** EXERCISE PROMPT **
Out of the lines below, please list those that hold the string "Radiofrecuencia".

---- MATERIAL

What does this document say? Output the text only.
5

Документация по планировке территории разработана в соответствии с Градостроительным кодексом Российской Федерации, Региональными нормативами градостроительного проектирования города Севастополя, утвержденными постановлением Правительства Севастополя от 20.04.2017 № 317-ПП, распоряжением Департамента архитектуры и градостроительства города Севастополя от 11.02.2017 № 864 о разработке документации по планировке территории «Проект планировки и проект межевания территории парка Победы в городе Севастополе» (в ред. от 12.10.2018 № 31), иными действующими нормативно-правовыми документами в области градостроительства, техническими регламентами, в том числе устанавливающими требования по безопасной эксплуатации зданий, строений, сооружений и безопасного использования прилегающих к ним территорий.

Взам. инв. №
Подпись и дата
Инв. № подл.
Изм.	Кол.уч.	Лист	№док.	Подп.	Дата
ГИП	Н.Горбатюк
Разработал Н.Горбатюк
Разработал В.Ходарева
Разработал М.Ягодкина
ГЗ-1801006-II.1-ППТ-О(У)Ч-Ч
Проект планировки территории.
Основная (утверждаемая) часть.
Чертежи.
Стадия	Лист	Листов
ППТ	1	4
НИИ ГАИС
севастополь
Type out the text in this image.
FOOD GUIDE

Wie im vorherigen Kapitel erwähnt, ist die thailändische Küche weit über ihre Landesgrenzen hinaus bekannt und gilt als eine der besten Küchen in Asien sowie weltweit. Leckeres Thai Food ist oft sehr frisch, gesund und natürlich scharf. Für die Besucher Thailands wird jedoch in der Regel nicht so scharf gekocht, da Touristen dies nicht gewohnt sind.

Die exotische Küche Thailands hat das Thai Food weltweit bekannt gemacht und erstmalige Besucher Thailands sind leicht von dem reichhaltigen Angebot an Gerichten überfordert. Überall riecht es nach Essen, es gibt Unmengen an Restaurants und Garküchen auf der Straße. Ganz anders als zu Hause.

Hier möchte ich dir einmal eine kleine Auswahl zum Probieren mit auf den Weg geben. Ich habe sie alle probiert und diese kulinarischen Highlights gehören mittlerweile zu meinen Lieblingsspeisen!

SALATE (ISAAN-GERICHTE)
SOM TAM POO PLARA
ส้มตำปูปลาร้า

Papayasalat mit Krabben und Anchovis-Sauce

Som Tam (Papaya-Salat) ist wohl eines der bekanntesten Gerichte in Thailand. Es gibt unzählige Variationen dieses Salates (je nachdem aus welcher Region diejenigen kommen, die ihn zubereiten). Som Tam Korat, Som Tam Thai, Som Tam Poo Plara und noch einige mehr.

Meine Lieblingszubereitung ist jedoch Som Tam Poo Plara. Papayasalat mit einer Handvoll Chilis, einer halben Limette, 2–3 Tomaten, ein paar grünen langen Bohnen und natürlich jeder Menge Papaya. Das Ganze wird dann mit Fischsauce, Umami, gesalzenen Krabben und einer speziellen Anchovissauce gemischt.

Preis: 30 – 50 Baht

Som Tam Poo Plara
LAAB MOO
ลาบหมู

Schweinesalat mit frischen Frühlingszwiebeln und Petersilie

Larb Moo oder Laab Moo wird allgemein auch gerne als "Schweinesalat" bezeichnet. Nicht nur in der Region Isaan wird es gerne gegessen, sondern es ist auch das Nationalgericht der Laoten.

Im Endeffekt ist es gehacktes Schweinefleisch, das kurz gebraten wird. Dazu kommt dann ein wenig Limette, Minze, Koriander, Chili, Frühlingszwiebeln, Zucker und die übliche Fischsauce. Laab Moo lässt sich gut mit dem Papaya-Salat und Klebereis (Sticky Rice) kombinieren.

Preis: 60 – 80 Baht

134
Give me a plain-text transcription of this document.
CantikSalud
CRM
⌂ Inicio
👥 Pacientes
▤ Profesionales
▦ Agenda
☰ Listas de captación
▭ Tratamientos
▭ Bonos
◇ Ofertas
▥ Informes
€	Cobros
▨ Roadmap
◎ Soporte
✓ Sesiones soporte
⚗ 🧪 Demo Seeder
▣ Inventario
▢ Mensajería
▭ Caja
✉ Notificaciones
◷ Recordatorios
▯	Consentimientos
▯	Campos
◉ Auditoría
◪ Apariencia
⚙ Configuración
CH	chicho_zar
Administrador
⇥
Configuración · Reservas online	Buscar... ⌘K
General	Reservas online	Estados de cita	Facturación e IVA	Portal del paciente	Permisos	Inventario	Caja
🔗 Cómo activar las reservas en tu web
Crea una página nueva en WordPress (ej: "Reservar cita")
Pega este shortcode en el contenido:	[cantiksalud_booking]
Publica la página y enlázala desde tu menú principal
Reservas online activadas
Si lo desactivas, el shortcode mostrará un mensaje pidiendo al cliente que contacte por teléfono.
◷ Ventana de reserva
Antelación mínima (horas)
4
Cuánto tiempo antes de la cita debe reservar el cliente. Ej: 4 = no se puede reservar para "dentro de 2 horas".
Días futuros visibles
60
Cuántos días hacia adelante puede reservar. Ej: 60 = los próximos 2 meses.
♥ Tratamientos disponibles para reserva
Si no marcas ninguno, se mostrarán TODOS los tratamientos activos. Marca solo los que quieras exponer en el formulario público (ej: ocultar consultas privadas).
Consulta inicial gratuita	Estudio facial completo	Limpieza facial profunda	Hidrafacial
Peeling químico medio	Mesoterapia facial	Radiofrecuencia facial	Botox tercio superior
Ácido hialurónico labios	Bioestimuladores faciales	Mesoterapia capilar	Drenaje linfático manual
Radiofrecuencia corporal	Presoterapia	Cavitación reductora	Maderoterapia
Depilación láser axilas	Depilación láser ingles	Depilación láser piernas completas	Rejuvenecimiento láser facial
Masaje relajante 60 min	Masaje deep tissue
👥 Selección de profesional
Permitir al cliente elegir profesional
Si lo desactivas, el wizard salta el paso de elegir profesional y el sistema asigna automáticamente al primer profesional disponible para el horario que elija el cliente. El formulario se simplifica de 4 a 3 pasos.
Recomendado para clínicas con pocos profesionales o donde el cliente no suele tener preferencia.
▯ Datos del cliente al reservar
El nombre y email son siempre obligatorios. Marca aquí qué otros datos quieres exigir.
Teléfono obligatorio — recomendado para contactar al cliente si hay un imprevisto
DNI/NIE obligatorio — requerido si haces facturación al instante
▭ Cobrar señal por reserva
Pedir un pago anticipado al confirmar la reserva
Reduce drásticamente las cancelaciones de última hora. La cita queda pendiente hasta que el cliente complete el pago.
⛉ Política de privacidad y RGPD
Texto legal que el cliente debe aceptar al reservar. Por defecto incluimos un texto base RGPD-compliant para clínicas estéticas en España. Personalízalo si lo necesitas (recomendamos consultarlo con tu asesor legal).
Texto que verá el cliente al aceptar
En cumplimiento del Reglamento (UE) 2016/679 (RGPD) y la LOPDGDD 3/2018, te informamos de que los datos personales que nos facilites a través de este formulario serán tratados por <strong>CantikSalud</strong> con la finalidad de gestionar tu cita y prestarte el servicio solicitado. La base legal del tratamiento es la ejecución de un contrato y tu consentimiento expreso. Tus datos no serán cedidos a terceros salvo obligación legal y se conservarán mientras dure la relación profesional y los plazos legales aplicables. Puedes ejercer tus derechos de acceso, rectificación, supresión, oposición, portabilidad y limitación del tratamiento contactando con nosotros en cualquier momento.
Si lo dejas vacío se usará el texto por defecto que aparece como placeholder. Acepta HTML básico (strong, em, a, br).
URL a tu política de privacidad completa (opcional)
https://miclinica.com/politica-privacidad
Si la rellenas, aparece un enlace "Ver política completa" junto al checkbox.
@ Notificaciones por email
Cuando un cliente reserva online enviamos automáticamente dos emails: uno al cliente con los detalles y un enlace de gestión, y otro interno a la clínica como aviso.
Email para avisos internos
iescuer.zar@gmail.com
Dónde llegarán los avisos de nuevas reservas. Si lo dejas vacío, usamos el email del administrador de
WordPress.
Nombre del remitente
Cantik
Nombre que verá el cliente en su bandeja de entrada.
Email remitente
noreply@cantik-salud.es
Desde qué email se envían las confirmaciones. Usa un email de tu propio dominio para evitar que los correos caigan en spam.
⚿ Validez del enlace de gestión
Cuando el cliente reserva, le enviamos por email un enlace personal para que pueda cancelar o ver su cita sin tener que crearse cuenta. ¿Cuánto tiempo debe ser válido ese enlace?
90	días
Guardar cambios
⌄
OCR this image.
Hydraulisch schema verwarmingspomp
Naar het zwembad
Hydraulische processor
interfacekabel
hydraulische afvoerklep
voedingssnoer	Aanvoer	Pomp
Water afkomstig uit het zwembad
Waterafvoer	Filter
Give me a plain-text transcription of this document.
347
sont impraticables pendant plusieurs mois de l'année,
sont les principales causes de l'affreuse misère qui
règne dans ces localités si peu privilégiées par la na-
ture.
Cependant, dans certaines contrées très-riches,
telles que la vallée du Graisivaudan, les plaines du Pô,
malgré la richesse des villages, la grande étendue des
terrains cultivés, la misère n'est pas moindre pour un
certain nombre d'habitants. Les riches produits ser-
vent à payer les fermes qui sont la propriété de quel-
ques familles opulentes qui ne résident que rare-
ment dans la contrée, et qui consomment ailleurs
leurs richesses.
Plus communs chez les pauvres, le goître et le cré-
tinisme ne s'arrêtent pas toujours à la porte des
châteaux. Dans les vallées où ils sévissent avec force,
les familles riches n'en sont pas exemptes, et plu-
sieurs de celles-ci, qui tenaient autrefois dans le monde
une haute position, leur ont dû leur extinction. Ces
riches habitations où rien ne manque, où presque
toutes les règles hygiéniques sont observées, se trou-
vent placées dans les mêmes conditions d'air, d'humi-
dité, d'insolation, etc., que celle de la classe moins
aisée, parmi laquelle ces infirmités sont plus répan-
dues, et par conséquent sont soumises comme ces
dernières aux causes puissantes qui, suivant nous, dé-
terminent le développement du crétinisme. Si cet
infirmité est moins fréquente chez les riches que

--------

** SOLUTION FOR THIS PROBLEM **
Peeling químico medio	Mesoterapia facial	Radiofrecuencia facial	Botox tercio superior
Radiofrecuencia corporal	Presoterapia	Cavitación reductora	Maderoterapia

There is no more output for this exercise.